§ **TASK OBJECTIVE**: Every line below that contains the word "undertaken" must be copied.

§ **RECORDED DATA**:
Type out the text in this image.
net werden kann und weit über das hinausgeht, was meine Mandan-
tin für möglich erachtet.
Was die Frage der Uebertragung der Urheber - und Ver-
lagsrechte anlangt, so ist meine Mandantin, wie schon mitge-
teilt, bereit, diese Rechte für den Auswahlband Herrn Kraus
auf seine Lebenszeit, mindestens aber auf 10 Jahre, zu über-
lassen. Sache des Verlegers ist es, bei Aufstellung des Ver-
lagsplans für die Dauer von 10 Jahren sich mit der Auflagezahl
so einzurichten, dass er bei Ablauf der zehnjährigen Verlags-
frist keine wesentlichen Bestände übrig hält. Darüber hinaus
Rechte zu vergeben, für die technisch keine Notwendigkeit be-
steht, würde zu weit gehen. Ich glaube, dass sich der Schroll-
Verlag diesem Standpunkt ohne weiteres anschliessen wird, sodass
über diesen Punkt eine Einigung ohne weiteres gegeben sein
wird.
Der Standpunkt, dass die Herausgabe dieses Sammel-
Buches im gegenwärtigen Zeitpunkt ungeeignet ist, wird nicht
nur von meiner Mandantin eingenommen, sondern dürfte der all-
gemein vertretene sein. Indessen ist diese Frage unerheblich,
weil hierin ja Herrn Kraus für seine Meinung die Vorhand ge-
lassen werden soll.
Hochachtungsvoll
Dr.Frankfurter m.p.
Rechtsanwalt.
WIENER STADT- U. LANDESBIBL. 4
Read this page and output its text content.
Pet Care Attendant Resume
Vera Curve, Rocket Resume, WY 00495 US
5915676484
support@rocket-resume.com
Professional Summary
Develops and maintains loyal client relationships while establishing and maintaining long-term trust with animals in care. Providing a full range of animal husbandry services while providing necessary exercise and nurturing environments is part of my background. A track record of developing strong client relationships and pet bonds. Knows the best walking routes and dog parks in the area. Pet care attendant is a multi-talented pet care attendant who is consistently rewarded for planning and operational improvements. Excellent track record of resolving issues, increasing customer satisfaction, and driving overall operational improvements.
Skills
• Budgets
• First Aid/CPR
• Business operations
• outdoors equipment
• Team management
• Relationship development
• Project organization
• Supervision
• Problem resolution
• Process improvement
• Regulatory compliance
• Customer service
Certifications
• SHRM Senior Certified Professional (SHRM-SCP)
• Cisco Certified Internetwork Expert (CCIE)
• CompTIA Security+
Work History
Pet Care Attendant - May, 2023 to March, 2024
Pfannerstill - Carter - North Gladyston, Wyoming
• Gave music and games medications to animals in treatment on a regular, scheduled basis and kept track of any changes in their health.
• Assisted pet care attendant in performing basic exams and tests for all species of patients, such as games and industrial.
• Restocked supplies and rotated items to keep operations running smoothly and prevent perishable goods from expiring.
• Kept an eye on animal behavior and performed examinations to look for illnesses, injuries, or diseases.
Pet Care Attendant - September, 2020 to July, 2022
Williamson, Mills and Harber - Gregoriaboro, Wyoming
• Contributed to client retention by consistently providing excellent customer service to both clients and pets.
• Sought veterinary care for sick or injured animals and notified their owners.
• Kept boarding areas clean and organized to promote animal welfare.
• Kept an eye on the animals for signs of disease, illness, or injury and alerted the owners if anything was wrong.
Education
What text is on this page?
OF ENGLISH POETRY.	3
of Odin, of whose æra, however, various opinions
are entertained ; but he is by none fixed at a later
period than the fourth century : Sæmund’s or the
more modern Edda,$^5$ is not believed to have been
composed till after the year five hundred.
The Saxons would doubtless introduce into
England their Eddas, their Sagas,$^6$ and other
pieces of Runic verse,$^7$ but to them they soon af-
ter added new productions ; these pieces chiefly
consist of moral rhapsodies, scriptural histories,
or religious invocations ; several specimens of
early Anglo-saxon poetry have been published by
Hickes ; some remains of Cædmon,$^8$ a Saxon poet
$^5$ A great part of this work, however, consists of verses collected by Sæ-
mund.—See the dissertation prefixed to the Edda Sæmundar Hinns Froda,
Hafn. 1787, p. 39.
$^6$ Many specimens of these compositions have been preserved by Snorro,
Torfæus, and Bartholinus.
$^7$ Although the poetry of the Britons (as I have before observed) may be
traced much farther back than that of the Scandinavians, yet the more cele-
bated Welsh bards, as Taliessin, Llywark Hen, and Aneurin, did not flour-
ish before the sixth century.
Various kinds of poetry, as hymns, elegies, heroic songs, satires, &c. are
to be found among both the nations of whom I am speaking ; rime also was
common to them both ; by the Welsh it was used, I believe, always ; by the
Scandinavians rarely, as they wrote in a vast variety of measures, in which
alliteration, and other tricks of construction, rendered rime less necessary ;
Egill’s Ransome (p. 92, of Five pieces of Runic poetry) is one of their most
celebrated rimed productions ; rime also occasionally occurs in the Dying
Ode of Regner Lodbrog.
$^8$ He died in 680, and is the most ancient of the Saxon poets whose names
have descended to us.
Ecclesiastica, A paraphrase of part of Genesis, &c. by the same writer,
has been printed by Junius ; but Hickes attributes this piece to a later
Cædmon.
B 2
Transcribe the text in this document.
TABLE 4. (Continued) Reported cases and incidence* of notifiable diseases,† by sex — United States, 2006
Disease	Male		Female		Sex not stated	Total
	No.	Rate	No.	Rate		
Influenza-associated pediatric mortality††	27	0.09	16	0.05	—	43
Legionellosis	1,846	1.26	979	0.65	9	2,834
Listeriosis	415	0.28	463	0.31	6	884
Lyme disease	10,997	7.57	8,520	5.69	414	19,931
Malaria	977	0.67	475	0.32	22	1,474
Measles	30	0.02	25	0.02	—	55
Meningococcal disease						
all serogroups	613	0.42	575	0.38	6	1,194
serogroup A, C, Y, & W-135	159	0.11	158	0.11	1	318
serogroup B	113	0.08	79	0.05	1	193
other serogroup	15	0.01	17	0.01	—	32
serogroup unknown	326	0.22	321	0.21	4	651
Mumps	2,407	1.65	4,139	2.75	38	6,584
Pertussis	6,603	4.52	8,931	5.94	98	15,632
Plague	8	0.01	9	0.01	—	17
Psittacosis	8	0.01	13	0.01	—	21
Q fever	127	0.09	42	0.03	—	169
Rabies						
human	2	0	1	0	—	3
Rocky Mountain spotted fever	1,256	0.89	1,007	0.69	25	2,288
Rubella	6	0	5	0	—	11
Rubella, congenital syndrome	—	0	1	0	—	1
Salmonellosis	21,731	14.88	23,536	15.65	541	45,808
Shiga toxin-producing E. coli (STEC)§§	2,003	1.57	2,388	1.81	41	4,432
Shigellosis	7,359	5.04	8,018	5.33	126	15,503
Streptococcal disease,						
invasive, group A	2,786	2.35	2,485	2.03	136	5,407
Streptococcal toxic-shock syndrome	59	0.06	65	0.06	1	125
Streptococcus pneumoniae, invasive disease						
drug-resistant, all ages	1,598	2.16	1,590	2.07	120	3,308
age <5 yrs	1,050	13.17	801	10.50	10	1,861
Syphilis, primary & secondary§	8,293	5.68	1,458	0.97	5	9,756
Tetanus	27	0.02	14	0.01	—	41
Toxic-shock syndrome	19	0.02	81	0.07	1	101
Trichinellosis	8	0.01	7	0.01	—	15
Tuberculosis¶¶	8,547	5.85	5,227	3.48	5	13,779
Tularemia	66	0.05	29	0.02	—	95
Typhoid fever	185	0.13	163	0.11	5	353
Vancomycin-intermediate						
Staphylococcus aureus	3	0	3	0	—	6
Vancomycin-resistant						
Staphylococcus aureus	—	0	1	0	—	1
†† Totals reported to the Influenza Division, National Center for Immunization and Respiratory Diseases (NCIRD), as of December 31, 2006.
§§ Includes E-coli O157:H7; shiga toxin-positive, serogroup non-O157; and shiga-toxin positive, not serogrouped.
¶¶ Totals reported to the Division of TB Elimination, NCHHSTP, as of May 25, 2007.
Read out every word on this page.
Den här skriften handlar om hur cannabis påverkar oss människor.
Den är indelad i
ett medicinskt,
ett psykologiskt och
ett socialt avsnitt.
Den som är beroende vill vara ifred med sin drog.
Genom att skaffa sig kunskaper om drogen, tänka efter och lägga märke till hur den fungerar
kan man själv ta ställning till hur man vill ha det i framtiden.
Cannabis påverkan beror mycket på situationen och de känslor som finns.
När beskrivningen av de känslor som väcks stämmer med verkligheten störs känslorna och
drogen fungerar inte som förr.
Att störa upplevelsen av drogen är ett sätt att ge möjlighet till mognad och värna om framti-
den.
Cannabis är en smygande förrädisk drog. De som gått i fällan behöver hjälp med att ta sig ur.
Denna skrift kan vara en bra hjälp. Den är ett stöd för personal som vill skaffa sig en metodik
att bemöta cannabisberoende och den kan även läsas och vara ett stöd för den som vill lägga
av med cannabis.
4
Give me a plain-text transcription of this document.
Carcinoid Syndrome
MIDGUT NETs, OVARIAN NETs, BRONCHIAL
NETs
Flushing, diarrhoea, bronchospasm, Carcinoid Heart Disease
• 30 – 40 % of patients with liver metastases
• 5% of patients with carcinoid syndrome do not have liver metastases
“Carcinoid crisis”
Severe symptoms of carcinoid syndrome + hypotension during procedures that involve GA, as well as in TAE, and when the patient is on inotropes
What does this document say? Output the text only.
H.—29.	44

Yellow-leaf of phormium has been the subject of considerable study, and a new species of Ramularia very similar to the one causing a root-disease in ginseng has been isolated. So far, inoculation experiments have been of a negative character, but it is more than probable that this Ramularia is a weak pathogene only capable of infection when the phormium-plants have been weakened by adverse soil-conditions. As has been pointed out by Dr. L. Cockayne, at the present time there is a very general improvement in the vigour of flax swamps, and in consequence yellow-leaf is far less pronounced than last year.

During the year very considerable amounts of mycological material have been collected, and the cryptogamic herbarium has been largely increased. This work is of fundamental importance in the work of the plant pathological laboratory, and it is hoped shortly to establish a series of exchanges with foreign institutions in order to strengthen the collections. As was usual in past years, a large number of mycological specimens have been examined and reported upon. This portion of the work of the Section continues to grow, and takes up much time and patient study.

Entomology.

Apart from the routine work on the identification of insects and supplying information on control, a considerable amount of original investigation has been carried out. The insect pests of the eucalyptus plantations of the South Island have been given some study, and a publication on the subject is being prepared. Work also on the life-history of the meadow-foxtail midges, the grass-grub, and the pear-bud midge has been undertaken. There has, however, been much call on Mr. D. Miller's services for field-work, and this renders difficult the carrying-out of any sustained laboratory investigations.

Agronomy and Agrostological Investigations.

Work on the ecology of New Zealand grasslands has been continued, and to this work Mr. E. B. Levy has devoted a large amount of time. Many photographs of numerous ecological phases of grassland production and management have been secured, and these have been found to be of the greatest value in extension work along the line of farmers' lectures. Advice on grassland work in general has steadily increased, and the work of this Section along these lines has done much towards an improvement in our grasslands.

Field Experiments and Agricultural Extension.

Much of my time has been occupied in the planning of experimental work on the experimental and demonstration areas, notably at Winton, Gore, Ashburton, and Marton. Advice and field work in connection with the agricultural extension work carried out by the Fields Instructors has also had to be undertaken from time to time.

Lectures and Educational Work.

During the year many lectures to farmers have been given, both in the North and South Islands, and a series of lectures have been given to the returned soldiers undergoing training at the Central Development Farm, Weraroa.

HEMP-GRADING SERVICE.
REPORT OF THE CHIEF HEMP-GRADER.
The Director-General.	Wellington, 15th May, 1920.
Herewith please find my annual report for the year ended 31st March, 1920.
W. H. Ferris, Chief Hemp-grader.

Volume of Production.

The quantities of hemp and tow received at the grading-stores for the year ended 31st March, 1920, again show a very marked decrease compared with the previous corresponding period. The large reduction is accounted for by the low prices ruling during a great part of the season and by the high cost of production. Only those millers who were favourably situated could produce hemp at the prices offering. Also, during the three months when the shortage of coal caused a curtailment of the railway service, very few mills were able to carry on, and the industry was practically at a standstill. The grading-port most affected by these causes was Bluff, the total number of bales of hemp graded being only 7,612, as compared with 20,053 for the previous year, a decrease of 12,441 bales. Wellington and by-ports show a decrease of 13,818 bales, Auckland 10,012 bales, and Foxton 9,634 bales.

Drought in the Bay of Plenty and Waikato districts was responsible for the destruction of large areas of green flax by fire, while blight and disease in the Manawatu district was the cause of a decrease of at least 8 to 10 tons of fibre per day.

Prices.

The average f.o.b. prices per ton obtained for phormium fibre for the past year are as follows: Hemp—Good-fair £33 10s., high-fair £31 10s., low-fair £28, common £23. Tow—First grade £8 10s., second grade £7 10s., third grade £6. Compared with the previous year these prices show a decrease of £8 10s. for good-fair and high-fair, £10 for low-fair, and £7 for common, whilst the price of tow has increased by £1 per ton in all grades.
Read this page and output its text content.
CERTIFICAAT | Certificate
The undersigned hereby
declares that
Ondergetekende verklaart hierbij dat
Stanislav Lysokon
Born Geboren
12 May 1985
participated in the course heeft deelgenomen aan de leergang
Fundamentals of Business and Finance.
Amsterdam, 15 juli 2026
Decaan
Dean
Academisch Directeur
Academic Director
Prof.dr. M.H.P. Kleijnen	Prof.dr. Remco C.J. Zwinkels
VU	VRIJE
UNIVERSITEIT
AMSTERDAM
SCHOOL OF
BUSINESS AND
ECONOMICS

§ **TASK OUTPUT**:
Apart from the routine work on the identification of insects and supplying information on control, a considerable amount of original investigation has been carried out. The insect pests of the eucalyptus plantations of the South Island have been given some study, and a publication on the subject is being prepared. Work also on the life-history of the meadow-foxtail midges, the grass-grub, and the pear-bud midge has been undertaken. There has, however, been much call on Mr. D. Miller's services for field-work, and this renders difficult the carrying-out of any sustained laboratory investigations.
Much of my time has been occupied in the planning of experimental work on the experimental and demonstration areas, notably at Winton, Gore, Ashburton, and Marton. Advice and field work in connection with the agricultural extension work carried out by the Fields Instructors has also had to be undertaken from time to time.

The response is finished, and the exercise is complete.